• **Exercise requirements**
Return all lines with the word "label" in them.
══════════
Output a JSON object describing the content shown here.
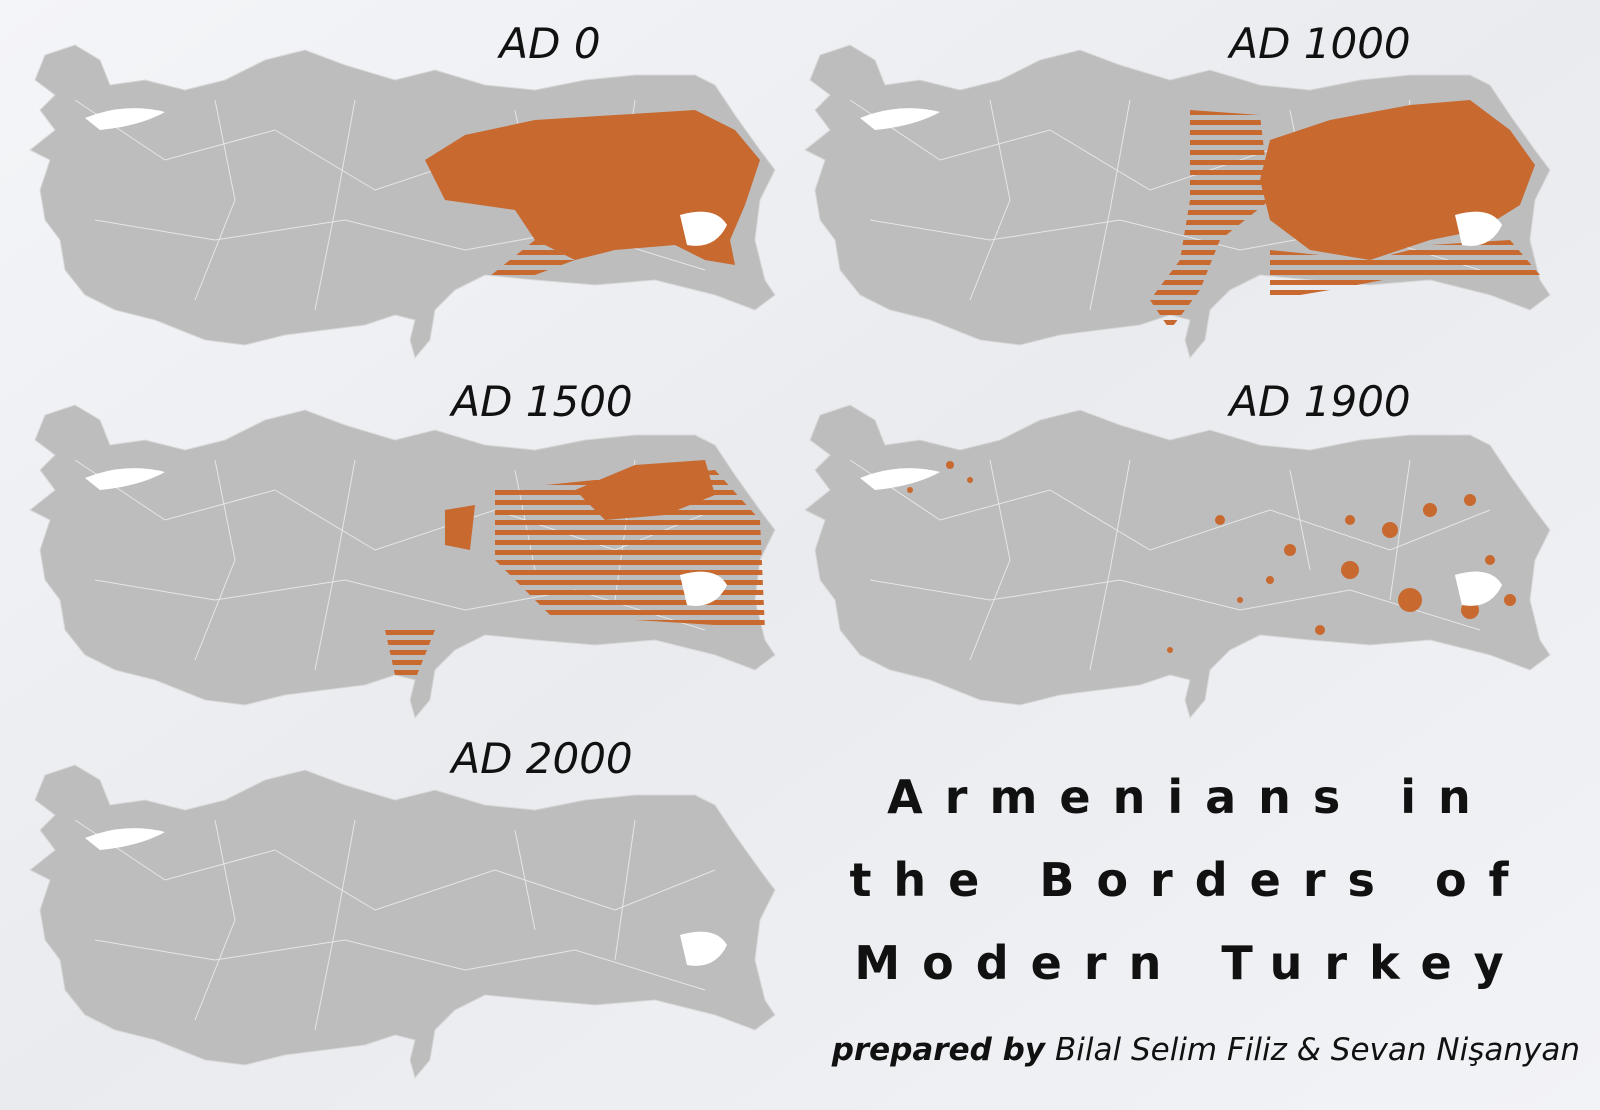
{
  "maps": [
    {
      "label": "AD 0"
    },
    {
      "label": "AD 1000"
    },
    {
      "label": "AD 1500"
    },
    {
      "label": "AD 1900"
    },
    {
      "label": "AD 2000"
    }
  ],
  "title": {
    "lines": [
      "Armenians in",
      "the Borders of",
      "Modern Turkey"
    ]
  },
  "credit": {
    "prefix": "prepared by",
    "authors": "Bilal Selim Filiz & Sevan Nişanyan"
  }
}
══════════
• **Written solution**
      "label": "AD 0"
      "label": "AD 1000"
      "label": "AD 1500"
      "label": "AD 1900"
      "label": "AD 2000"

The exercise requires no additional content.